# Records to use
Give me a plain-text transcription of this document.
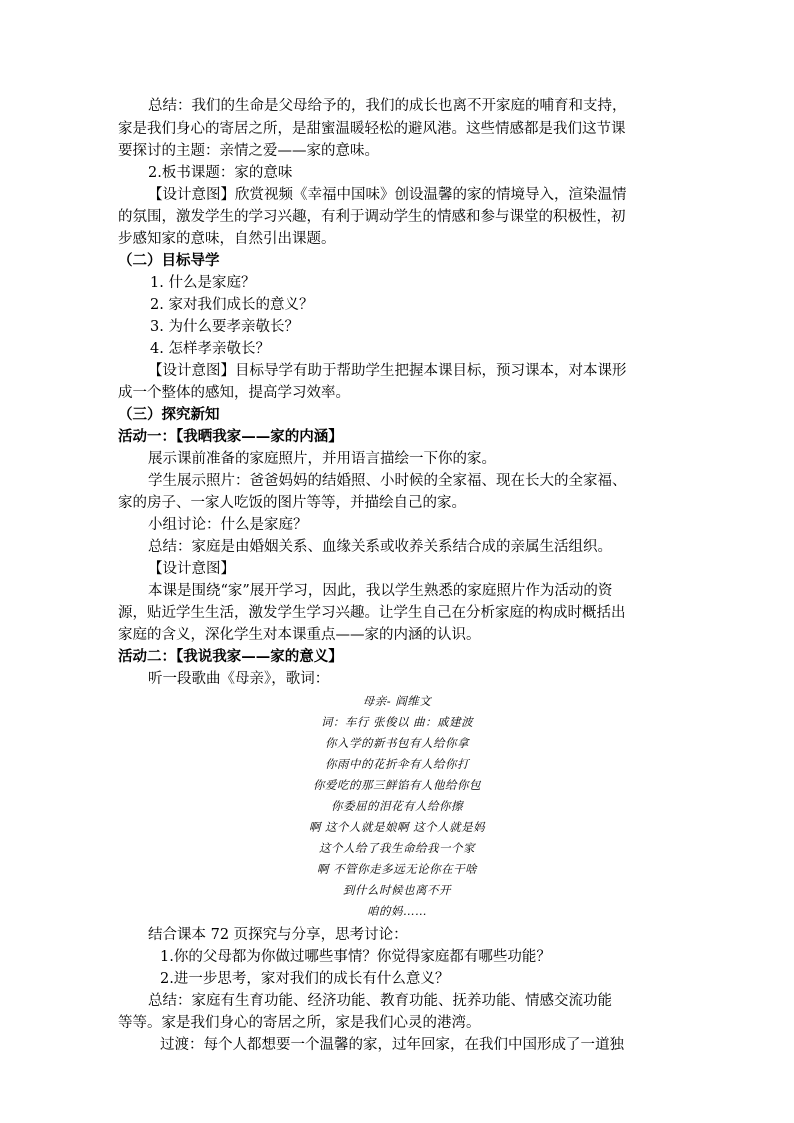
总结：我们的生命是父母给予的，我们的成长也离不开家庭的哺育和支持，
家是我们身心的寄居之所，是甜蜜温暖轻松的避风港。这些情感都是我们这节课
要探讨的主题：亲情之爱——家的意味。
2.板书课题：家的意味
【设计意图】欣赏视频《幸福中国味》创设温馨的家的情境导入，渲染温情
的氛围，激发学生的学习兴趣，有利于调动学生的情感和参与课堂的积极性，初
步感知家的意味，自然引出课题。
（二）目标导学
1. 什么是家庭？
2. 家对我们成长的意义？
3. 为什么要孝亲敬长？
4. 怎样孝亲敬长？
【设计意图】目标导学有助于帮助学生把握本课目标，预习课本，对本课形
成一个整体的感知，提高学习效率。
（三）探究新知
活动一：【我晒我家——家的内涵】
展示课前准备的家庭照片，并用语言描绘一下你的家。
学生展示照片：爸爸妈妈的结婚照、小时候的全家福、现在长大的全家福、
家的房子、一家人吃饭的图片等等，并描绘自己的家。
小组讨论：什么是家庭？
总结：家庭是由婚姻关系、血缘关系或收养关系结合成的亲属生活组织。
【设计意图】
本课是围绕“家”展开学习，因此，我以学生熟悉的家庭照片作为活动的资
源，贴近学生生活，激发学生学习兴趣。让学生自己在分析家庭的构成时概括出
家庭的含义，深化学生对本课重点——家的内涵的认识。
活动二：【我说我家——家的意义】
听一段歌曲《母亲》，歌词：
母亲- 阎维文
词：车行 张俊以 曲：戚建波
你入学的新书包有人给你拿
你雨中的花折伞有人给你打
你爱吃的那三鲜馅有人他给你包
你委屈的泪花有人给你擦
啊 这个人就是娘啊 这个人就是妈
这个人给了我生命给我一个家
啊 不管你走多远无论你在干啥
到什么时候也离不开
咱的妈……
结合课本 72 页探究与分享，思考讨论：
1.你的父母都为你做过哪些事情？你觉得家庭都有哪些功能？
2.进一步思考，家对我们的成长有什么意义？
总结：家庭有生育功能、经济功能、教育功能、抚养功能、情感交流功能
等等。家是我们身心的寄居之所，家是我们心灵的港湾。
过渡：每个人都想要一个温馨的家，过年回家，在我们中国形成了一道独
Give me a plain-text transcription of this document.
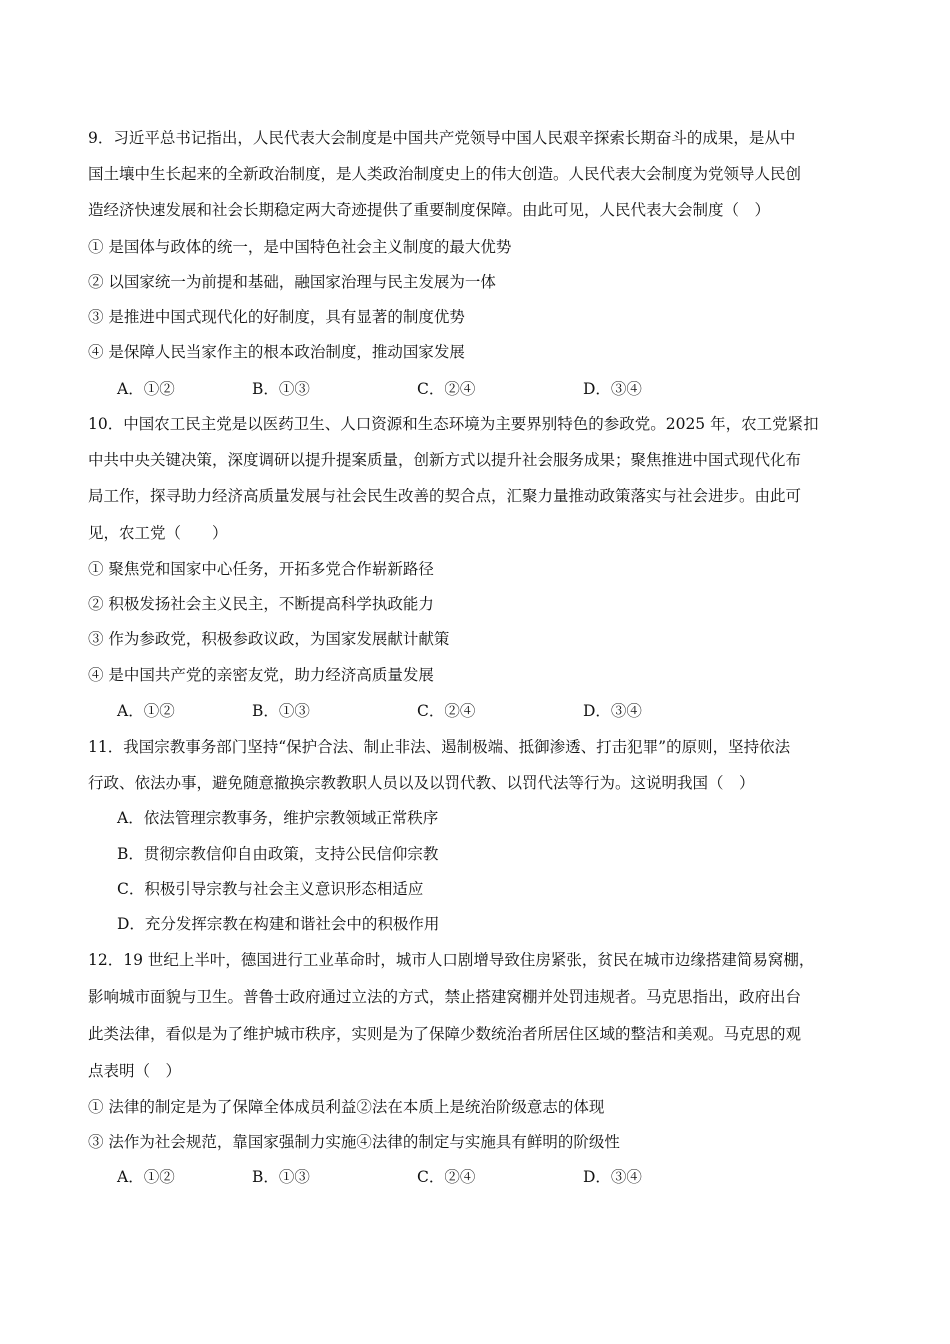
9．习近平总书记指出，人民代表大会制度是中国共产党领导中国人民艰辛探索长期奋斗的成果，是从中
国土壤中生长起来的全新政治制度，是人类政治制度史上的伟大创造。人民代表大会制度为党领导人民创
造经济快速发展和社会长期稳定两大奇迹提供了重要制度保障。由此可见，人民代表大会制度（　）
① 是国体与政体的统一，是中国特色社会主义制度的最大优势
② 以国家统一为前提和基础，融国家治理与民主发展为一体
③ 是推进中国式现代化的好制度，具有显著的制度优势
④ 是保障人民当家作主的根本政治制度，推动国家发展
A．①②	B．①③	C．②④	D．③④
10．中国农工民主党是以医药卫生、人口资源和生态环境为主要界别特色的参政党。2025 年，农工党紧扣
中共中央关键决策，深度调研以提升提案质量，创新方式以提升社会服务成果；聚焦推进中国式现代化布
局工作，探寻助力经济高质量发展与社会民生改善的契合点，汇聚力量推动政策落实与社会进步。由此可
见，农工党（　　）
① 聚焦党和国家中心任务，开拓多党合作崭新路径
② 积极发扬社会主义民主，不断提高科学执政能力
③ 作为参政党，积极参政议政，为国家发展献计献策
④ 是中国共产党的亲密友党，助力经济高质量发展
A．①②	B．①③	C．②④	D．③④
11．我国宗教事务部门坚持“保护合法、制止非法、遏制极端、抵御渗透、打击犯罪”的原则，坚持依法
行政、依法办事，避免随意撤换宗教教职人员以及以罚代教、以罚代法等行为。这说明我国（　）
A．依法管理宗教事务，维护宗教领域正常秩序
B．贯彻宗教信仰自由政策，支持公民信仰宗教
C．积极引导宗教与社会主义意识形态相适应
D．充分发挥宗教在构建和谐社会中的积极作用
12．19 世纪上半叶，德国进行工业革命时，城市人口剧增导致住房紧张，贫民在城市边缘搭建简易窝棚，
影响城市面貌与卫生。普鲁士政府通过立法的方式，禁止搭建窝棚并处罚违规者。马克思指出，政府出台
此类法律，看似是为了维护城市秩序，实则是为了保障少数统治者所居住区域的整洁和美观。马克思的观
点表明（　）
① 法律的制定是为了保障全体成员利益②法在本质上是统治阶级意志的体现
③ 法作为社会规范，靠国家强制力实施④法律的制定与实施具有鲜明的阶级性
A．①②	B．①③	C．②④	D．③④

# What you need to do
Leave out the pictures and restate everything else word for word.

# Answer to this task
Give me a plain-text transcription of this document.
总结：我们的生命是父母给予的，我们的成长也离不开家庭的哺育和支持，
家是我们身心的寄居之所，是甜蜜温暖轻松的避风港。这些情感都是我们这节课
要探讨的主题：亲情之爱——家的意味。
2.板书课题：家的意味
【设计意图】欣赏视频《幸福中国味》创设温馨的家的情境导入，渲染温情
的氛围，激发学生的学习兴趣，有利于调动学生的情感和参与课堂的积极性，初
步感知家的意味，自然引出课题。
（二）目标导学
1. 什么是家庭？
2. 家对我们成长的意义？
3. 为什么要孝亲敬长？
4. 怎样孝亲敬长？
【设计意图】目标导学有助于帮助学生把握本课目标，预习课本，对本课形
成一个整体的感知，提高学习效率。
（三）探究新知
活动一：【我晒我家——家的内涵】
展示课前准备的家庭照片，并用语言描绘一下你的家。
学生展示照片：爸爸妈妈的结婚照、小时候的全家福、现在长大的全家福、
家的房子、一家人吃饭的图片等等，并描绘自己的家。
小组讨论：什么是家庭？
总结：家庭是由婚姻关系、血缘关系或收养关系结合成的亲属生活组织。
【设计意图】
本课是围绕“家”展开学习，因此，我以学生熟悉的家庭照片作为活动的资
源，贴近学生生活，激发学生学习兴趣。让学生自己在分析家庭的构成时概括出
家庭的含义，深化学生对本课重点——家的内涵的认识。
活动二：【我说我家——家的意义】
听一段歌曲《母亲》，歌词：
母亲- 阎维文
词：车行 张俊以 曲：戚建波
你入学的新书包有人给你拿
你雨中的花折伞有人给你打
你爱吃的那三鲜馅有人他给你包
你委屈的泪花有人给你擦
啊 这个人就是娘啊 这个人就是妈
这个人给了我生命给我一个家
啊 不管你走多远无论你在干啥
到什么时候也离不开
咱的妈……
结合课本 72 页探究与分享，思考讨论：
1.你的父母都为你做过哪些事情？你觉得家庭都有哪些功能？
2.进一步思考，家对我们的成长有什么意义？
总结：家庭有生育功能、经济功能、教育功能、抚养功能、情感交流功能
等等。家是我们身心的寄居之所，家是我们心灵的港湾。
过渡：每个人都想要一个温馨的家，过年回家，在我们中国形成了一道独
Give me a plain-text transcription of this document.
9．习近平总书记指出，人民代表大会制度是中国共产党领导中国人民艰辛探索长期奋斗的成果，是从中
国土壤中生长起来的全新政治制度，是人类政治制度史上的伟大创造。人民代表大会制度为党领导人民创
造经济快速发展和社会长期稳定两大奇迹提供了重要制度保障。由此可见，人民代表大会制度（　）
① 是国体与政体的统一，是中国特色社会主义制度的最大优势
② 以国家统一为前提和基础，融国家治理与民主发展为一体
③ 是推进中国式现代化的好制度，具有显著的制度优势
④ 是保障人民当家作主的根本政治制度，推动国家发展
A．①②	B．①③	C．②④	D．③④
10．中国农工民主党是以医药卫生、人口资源和生态环境为主要界别特色的参政党。2025 年，农工党紧扣
中共中央关键决策，深度调研以提升提案质量，创新方式以提升社会服务成果；聚焦推进中国式现代化布
局工作，探寻助力经济高质量发展与社会民生改善的契合点，汇聚力量推动政策落实与社会进步。由此可
见，农工党（　　）
① 聚焦党和国家中心任务，开拓多党合作崭新路径
② 积极发扬社会主义民主，不断提高科学执政能力
③ 作为参政党，积极参政议政，为国家发展献计献策
④ 是中国共产党的亲密友党，助力经济高质量发展
A．①②	B．①③	C．②④	D．③④
11．我国宗教事务部门坚持“保护合法、制止非法、遏制极端、抵御渗透、打击犯罪”的原则，坚持依法
行政、依法办事，避免随意撤换宗教教职人员以及以罚代教、以罚代法等行为。这说明我国（　）
A．依法管理宗教事务，维护宗教领域正常秩序
B．贯彻宗教信仰自由政策，支持公民信仰宗教
C．积极引导宗教与社会主义意识形态相适应
D．充分发挥宗教在构建和谐社会中的积极作用
12．19 世纪上半叶，德国进行工业革命时，城市人口剧增导致住房紧张，贫民在城市边缘搭建简易窝棚，
影响城市面貌与卫生。普鲁士政府通过立法的方式，禁止搭建窝棚并处罚违规者。马克思指出，政府出台
此类法律，看似是为了维护城市秩序，实则是为了保障少数统治者所居住区域的整洁和美观。马克思的观
点表明（　）
① 法律的制定是为了保障全体成员利益②法在本质上是统治阶级意志的体现
③ 法作为社会规范，靠国家强制力实施④法律的制定与实施具有鲜明的阶级性
A．①②	B．①③	C．②④	D．③④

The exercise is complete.